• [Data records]
-*-*-
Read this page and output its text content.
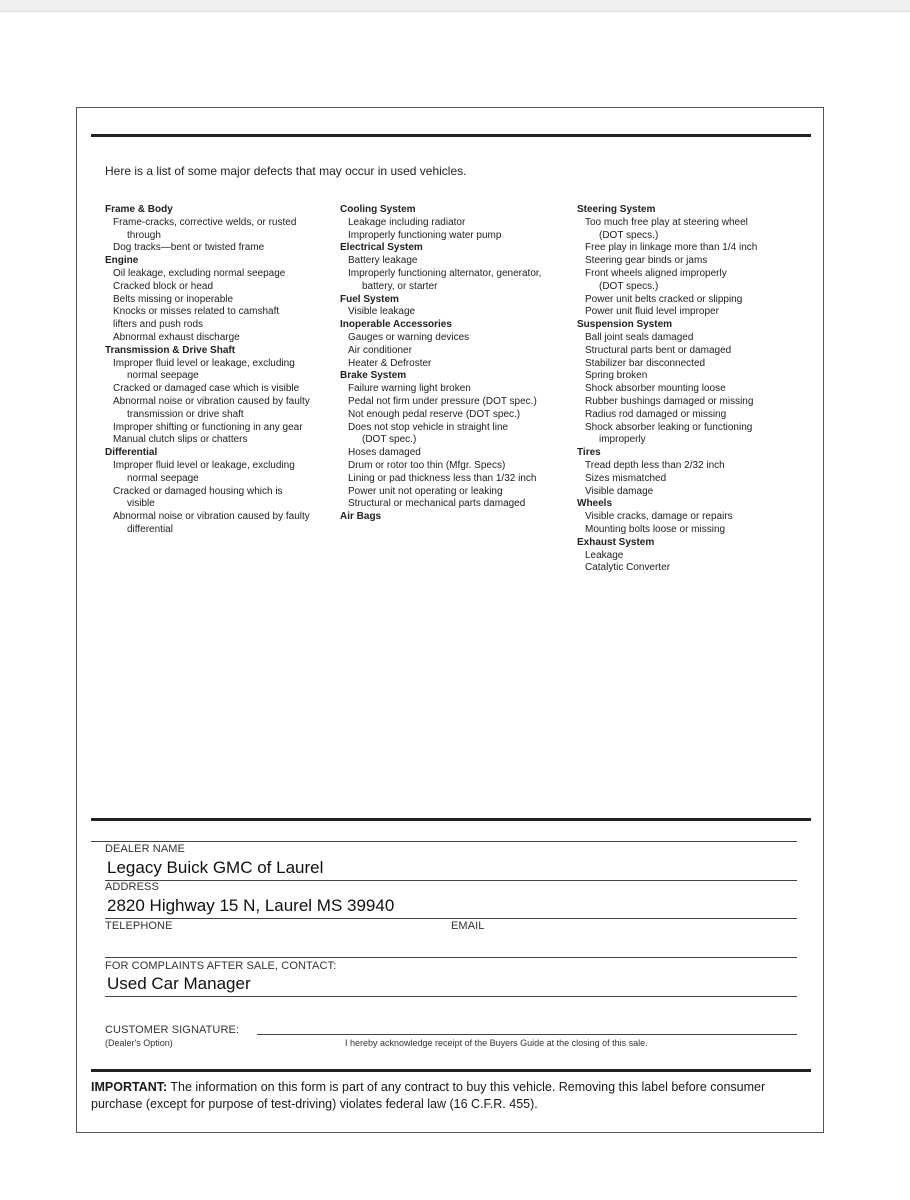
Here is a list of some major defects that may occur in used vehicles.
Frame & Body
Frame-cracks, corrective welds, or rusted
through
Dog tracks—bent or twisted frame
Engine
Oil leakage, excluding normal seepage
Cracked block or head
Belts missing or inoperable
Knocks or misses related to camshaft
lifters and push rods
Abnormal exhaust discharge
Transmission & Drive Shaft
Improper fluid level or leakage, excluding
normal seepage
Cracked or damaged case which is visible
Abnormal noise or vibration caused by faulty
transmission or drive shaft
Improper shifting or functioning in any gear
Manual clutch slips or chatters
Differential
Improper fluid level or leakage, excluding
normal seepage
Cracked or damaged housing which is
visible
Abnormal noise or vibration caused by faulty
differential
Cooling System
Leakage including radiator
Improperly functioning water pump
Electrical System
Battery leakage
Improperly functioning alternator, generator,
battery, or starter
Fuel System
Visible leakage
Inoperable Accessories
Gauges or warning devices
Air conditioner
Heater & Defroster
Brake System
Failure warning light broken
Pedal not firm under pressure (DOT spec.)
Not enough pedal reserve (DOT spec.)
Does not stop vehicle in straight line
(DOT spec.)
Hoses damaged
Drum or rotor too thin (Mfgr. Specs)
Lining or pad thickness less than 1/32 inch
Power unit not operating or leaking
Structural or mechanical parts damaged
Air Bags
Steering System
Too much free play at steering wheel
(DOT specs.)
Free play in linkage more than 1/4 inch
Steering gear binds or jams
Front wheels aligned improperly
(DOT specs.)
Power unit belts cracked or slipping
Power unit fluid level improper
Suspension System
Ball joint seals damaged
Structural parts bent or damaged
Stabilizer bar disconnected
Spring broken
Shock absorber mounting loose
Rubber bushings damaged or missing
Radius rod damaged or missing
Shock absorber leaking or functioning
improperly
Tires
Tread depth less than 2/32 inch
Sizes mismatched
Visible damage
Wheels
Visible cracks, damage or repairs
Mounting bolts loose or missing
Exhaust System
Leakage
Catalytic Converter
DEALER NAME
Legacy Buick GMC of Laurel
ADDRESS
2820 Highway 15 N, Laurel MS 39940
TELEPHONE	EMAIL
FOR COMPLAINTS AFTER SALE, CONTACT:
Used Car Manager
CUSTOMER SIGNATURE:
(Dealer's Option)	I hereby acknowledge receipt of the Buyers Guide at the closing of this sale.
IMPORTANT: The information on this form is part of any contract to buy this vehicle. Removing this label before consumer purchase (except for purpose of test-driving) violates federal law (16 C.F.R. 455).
-*-*-
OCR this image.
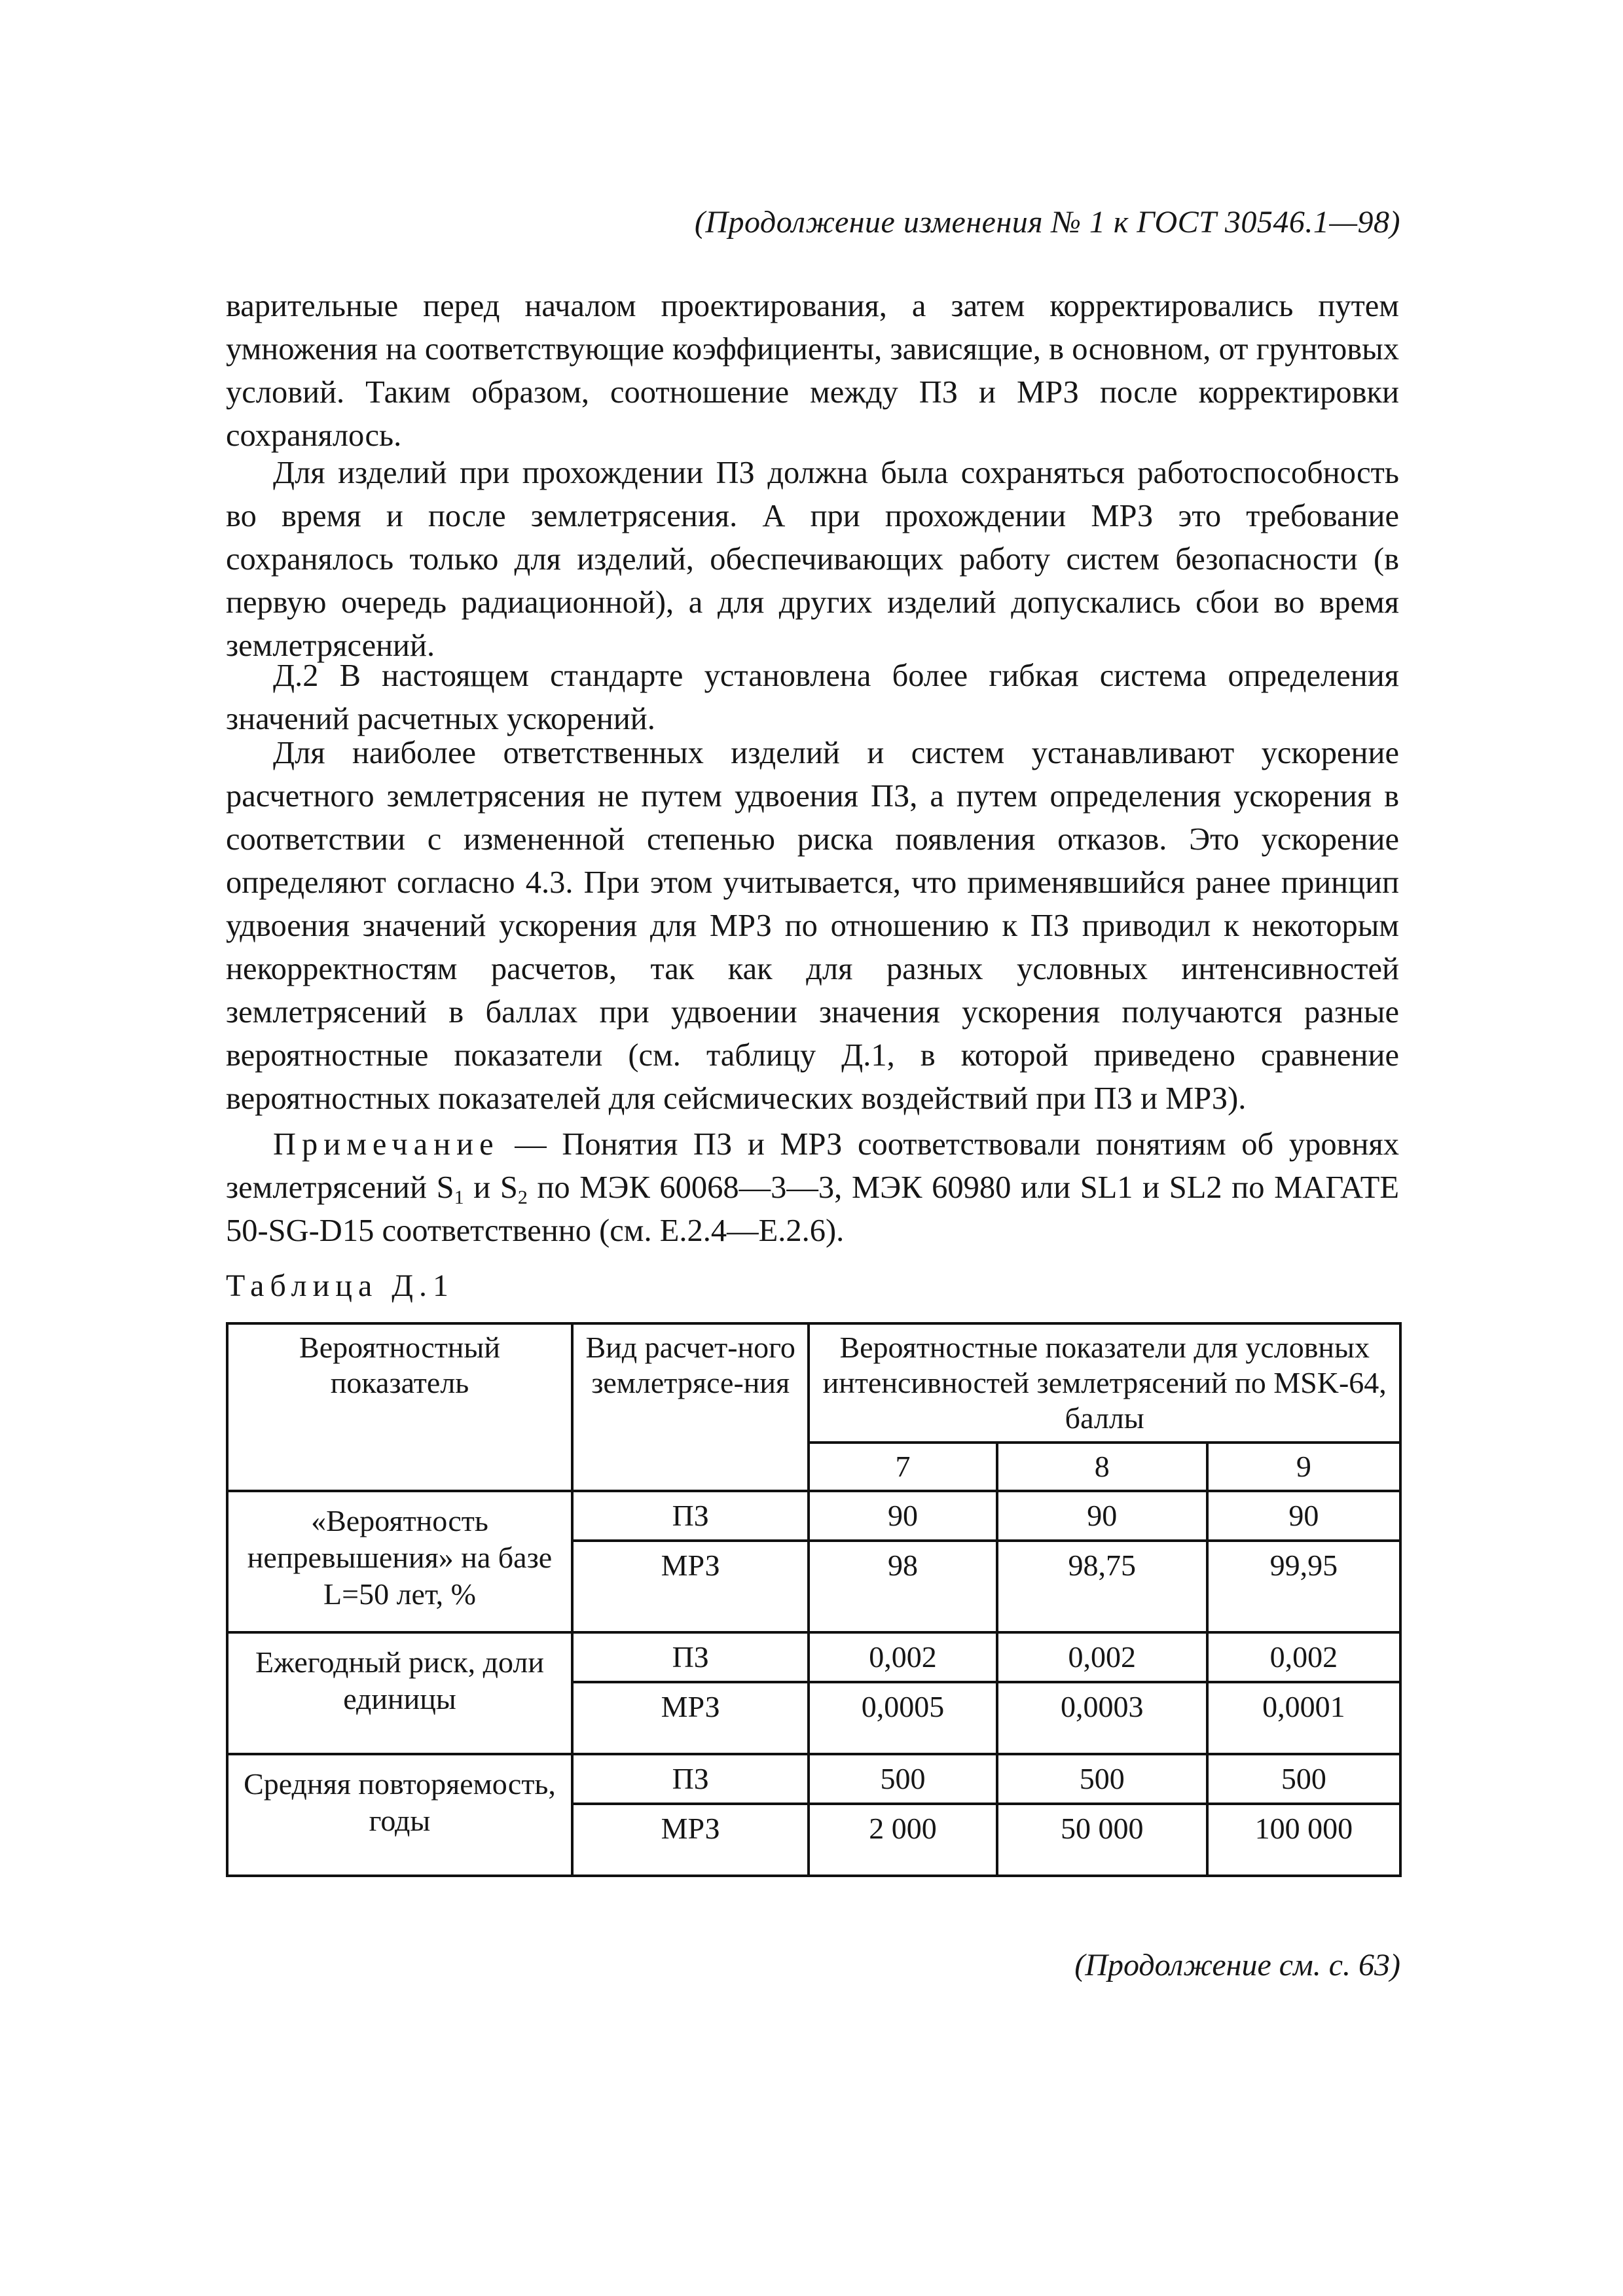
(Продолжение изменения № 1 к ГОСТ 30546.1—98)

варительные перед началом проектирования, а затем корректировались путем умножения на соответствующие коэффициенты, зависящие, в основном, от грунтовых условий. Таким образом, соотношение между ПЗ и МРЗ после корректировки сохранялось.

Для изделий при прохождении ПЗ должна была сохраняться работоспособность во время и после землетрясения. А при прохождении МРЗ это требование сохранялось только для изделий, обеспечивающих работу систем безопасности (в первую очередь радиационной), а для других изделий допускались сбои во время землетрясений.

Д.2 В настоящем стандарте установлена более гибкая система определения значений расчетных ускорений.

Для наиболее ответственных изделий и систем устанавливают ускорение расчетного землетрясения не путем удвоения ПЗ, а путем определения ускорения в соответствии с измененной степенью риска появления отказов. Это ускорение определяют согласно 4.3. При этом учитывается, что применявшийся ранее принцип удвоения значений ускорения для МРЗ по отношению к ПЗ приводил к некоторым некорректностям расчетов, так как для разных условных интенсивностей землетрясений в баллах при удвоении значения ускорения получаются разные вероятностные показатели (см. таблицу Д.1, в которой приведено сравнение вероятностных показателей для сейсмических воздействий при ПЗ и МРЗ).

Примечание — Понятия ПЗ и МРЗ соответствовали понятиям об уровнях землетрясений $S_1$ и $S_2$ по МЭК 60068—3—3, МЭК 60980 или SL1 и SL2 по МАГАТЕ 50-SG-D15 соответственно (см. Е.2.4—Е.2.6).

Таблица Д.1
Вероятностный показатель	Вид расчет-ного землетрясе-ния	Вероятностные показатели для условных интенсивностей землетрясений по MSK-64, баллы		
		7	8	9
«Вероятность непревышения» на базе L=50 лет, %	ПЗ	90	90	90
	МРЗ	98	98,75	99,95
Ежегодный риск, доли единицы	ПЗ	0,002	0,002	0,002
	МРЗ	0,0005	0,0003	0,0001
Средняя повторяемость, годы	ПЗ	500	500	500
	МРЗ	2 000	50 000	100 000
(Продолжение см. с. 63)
-*-*-
• [DIRECTIVE] In the listing, find each line with the string "Power" and copy it.

• [FULL SOLUTION]
Power unit not operating or leaking
Power unit belts cracked or slipping
Power unit fluid level improper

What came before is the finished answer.